## YOUR TASK
Set down each entry exactly as given; pictures should not appear in the copy.

※ ※ ※

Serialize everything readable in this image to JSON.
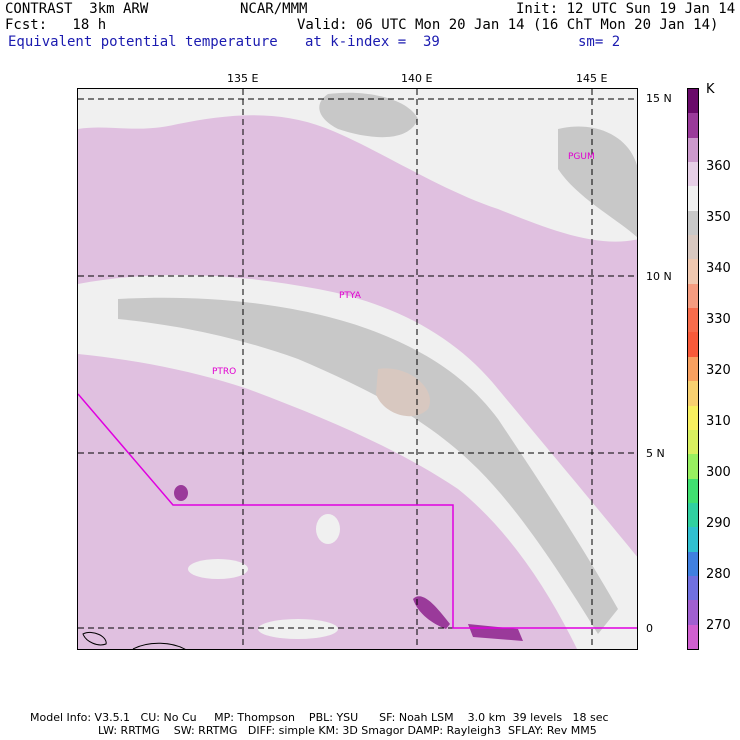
{
  "header": {
    "model": "CONTRAST  3km ARW",
    "center": "NCAR/MMM",
    "init": "Init: 12 UTC Sun 19 Jan 14",
    "fcst": "Fcst:   18 h",
    "valid": "Valid: 06 UTC Mon 20 Jan 14 (16 ChT Mon 20 Jan 14)",
    "field": "Equivalent potential temperature",
    "level": "at k-index =  39",
    "smooth": "sm= 2"
  },
  "map": {
    "lon_labels": [
      "135 E",
      "140 E",
      "145 E"
    ],
    "lat_labels": [
      "15 N",
      "10 N",
      "5 N",
      "0"
    ],
    "stations": [
      "PGUM",
      "PTYA",
      "PTRO"
    ]
  },
  "colorbar": {
    "unit": "K",
    "labels": [
      "360",
      "350",
      "340",
      "330",
      "320",
      "310",
      "300",
      "290",
      "280",
      "270"
    ],
    "colors": [
      "#6a0a6a",
      "#9a3a9a",
      "#cc99cc",
      "#e6cfe6",
      "#f0f0f0",
      "#c8c8c8",
      "#d8c8c0",
      "#f0c8b0",
      "#f59c80",
      "#f76c4c",
      "#f85a3a",
      "#f8a060",
      "#f8d070",
      "#f8f060",
      "#d8f060",
      "#98f060",
      "#40e070",
      "#30d0a0",
      "#30c0d0",
      "#4080e0",
      "#7070e0",
      "#a060d0",
      "#d060d0"
    ]
  },
  "footer": {
    "line1": "Model Info: V3.5.1   CU: No Cu     MP: Thompson    PBL: YSU      SF: Noah LSM    3.0 km  39 levels   18 sec",
    "line2": "LW: RRTMG    SW: RRTMG   DIFF: simple KM: 3D Smagor DAMP: Rayleigh3  SFLAY: Rev MM5"
  }
}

※ ※ ※

## CORRECT RESULT
Serialize everything readable in this image to JSON.
{
  "header": {
    "model": "CONTRAST  3km ARW",
    "center": "NCAR/MMM",
    "init": "Init: 12 UTC Sun 19 Jan 14",
    "fcst": "Fcst:   18 h",
    "valid": "Valid: 06 UTC Mon 20 Jan 14 (16 ChT Mon 20 Jan 14)",
    "field": "Equivalent potential temperature",
    "level": "at k-index =  39",
    "smooth": "sm= 2"
  },
  "map": {
    "lon_labels": [
      "135 E",
      "140 E",
      "145 E"
    ],
    "lat_labels": [
      "15 N",
      "10 N",
      "5 N",
      "0"
    ],
    "stations": [
      "PGUM",
      "PTYA",
      "PTRO"
    ]
  },
  "colorbar": {
    "unit": "K",
    "labels": [
      "360",
      "350",
      "340",
      "330",
      "320",
      "310",
      "300",
      "290",
      "280",
      "270"
    ],
    "colors": [
      "#6a0a6a",
      "#9a3a9a",
      "#cc99cc",
      "#e6cfe6",
      "#f0f0f0",
      "#c8c8c8",
      "#d8c8c0",
      "#f0c8b0",
      "#f59c80",
      "#f76c4c",
      "#f85a3a",
      "#f8a060",
      "#f8d070",
      "#f8f060",
      "#d8f060",
      "#98f060",
      "#40e070",
      "#30d0a0",
      "#30c0d0",
      "#4080e0",
      "#7070e0",
      "#a060d0",
      "#d060d0"
    ]
  },
  "footer": {
    "line1": "Model Info: V3.5.1   CU: No Cu     MP: Thompson    PBL: YSU      SF: Noah LSM    3.0 km  39 levels   18 sec",
    "line2": "LW: RRTMG    SW: RRTMG   DIFF: simple KM: 3D Smagor DAMP: Rayleigh3  SFLAY: Rev MM5"
  }
}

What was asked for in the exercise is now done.